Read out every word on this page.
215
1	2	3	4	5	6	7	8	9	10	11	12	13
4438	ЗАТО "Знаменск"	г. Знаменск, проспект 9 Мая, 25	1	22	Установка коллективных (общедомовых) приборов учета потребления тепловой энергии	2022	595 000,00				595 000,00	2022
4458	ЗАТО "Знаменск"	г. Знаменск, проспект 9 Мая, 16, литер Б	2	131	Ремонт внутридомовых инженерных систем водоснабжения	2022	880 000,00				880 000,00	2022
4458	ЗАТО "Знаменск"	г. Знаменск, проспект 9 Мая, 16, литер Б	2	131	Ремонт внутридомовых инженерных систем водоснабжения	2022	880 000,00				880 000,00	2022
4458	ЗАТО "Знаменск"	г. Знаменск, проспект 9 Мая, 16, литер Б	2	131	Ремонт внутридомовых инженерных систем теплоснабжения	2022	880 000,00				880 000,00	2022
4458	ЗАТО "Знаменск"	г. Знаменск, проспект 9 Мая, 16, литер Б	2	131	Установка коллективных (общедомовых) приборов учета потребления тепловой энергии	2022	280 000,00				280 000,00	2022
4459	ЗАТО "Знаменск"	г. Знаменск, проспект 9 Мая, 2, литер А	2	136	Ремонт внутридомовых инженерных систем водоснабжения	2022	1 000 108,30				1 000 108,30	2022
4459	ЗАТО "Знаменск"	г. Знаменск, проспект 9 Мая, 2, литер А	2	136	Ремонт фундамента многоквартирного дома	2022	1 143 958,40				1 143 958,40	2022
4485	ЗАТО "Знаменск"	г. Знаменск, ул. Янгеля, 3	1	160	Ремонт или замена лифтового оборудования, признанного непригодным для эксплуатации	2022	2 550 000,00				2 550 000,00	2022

● **What to do**:
Check every line of the data, and copy the ones that contain "тепловой".

● **Answer below**:
4438	ЗАТО "Знаменск"	г. Знаменск, проспект 9 Мая, 25	1	22	Установка коллективных (общедомовых) приборов учета потребления тепловой энергии	2022	595 000,00				595 000,00	2022
4458	ЗАТО "Знаменск"	г. Знаменск, проспект 9 Мая, 16, литер Б	2	131	Установка коллективных (общедомовых) приборов учета потребления тепловой энергии	2022	280 000,00				280 000,00	2022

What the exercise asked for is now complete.